SET TASK
Reproduce each line of the listing exactly.
------ DATA EXCERPTS
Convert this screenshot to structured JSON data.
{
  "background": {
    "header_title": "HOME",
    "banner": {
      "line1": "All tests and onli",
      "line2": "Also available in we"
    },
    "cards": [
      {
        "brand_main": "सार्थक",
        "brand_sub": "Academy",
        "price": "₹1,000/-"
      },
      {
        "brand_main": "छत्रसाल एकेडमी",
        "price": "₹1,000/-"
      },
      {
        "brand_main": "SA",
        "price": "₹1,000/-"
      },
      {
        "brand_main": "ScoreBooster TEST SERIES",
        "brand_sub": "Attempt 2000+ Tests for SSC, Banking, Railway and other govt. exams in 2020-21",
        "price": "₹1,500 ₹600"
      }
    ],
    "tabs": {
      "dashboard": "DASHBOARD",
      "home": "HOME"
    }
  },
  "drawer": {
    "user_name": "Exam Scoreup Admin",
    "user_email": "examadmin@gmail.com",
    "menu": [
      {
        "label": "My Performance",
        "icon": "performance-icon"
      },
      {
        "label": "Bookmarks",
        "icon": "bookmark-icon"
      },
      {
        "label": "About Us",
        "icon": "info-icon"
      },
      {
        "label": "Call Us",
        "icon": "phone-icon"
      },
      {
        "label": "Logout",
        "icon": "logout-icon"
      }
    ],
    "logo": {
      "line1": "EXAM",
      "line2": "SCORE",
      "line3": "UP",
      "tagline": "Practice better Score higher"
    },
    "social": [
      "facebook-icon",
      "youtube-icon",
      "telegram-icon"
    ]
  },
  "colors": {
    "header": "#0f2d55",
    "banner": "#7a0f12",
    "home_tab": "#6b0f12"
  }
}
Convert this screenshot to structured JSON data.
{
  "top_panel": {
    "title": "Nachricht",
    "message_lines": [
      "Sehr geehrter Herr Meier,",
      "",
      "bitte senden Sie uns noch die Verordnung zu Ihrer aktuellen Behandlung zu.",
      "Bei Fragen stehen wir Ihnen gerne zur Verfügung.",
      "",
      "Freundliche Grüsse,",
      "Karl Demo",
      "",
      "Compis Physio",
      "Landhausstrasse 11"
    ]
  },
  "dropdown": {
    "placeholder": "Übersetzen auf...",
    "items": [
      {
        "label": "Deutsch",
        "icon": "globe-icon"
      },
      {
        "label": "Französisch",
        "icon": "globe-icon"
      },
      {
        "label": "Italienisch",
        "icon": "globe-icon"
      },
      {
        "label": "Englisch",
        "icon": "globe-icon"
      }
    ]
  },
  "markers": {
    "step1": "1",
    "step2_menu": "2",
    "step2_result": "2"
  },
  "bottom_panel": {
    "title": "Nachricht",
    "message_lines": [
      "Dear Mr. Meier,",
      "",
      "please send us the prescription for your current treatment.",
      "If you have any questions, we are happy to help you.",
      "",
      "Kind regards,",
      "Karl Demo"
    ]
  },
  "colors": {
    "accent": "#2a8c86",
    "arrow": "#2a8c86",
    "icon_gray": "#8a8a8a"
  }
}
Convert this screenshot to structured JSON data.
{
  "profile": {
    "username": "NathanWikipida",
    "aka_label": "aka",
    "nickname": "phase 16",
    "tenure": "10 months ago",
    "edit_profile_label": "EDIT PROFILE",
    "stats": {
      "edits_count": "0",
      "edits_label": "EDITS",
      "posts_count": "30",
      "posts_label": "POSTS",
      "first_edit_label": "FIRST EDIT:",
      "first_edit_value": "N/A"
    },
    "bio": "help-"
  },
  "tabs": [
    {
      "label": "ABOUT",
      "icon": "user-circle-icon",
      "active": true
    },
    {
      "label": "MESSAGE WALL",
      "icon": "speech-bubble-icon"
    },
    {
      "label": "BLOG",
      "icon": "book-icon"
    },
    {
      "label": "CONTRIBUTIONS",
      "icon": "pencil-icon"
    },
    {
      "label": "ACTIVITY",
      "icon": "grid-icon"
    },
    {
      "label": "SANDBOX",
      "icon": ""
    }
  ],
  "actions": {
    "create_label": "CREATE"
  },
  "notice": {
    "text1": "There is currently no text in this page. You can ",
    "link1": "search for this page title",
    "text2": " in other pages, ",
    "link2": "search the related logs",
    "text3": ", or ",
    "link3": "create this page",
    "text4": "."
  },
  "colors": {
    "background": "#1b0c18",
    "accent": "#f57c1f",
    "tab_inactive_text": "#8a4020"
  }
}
------------
SOLUTION FOR THIS TASK
Convert this screenshot to structured JSON data.
{
  "background": {
    "header_title": "HOME",
    "banner": {
      "line1": "All tests and onli",
      "line2": "Also available in we"
    },
    "cards": [
      {
        "brand_main": "सार्थक",
        "brand_sub": "Academy",
        "price": "₹1,000/-"
      },
      {
        "brand_main": "छत्रसाल एकेडमी",
        "price": "₹1,000/-"
      },
      {
        "brand_main": "SA",
        "price": "₹1,000/-"
      },
      {
        "brand_main": "ScoreBooster TEST SERIES",
        "brand_sub": "Attempt 2000+ Tests for SSC, Banking, Railway and other govt. exams in 2020-21",
        "price": "₹1,500 ₹600"
      }
    ],
    "tabs": {
      "dashboard": "DASHBOARD",
      "home": "HOME"
    }
  },
  "drawer": {
    "user_name": "Exam Scoreup Admin",
    "user_email": "examadmin@gmail.com",
    "menu": [
      {
        "label": "My Performance",
        "icon": "performance-icon"
      },
      {
        "label": "Bookmarks",
        "icon": "bookmark-icon"
      },
      {
        "label": "About Us",
        "icon": "info-icon"
      },
      {
        "label": "Call Us",
        "icon": "phone-icon"
      },
      {
        "label": "Logout",
        "icon": "logout-icon"
      }
    ],
    "logo": {
      "line1": "EXAM",
      "line2": "SCORE",
      "line3": "UP",
      "tagline": "Practice better Score higher"
    },
    "social": [
      "facebook-icon",
      "youtube-icon",
      "telegram-icon"
    ]
  },
  "colors": {
    "header": "#0f2d55",
    "banner": "#7a0f12",
    "home_tab": "#6b0f12"
  }
}
Convert this screenshot to structured JSON data.
{
  "top_panel": {
    "title": "Nachricht",
    "message_lines": [
      "Sehr geehrter Herr Meier,",
      "",
      "bitte senden Sie uns noch die Verordnung zu Ihrer aktuellen Behandlung zu.",
      "Bei Fragen stehen wir Ihnen gerne zur Verfügung.",
      "",
      "Freundliche Grüsse,",
      "Karl Demo",
      "",
      "Compis Physio",
      "Landhausstrasse 11"
    ]
  },
  "dropdown": {
    "placeholder": "Übersetzen auf...",
    "items": [
      {
        "label": "Deutsch",
        "icon": "globe-icon"
      },
      {
        "label": "Französisch",
        "icon": "globe-icon"
      },
      {
        "label": "Italienisch",
        "icon": "globe-icon"
      },
      {
        "label": "Englisch",
        "icon": "globe-icon"
      }
    ]
  },
  "markers": {
    "step1": "1",
    "step2_menu": "2",
    "step2_result": "2"
  },
  "bottom_panel": {
    "title": "Nachricht",
    "message_lines": [
      "Dear Mr. Meier,",
      "",
      "please send us the prescription for your current treatment.",
      "If you have any questions, we are happy to help you.",
      "",
      "Kind regards,",
      "Karl Demo"
    ]
  },
  "colors": {
    "accent": "#2a8c86",
    "arrow": "#2a8c86",
    "icon_gray": "#8a8a8a"
  }
}
Convert this screenshot to structured JSON data.
{
  "profile": {
    "username": "NathanWikipida",
    "aka_label": "aka",
    "nickname": "phase 16",
    "tenure": "10 months ago",
    "edit_profile_label": "EDIT PROFILE",
    "stats": {
      "edits_count": "0",
      "edits_label": "EDITS",
      "posts_count": "30",
      "posts_label": "POSTS",
      "first_edit_label": "FIRST EDIT:",
      "first_edit_value": "N/A"
    },
    "bio": "help-"
  },
  "tabs": [
    {
      "label": "ABOUT",
      "icon": "user-circle-icon",
      "active": true
    },
    {
      "label": "MESSAGE WALL",
      "icon": "speech-bubble-icon"
    },
    {
      "label": "BLOG",
      "icon": "book-icon"
    },
    {
      "label": "CONTRIBUTIONS",
      "icon": "pencil-icon"
    },
    {
      "label": "ACTIVITY",
      "icon": "grid-icon"
    },
    {
      "label": "SANDBOX",
      "icon": ""
    }
  ],
  "actions": {
    "create_label": "CREATE"
  },
  "notice": {
    "text1": "There is currently no text in this page. You can ",
    "link1": "search for this page title",
    "text2": " in other pages, ",
    "link2": "search the related logs",
    "text3": ", or ",
    "link3": "create this page",
    "text4": "."
  },
  "colors": {
    "background": "#1b0c18",
    "accent": "#f57c1f",
    "tab_inactive_text": "#8a4020"
  }
}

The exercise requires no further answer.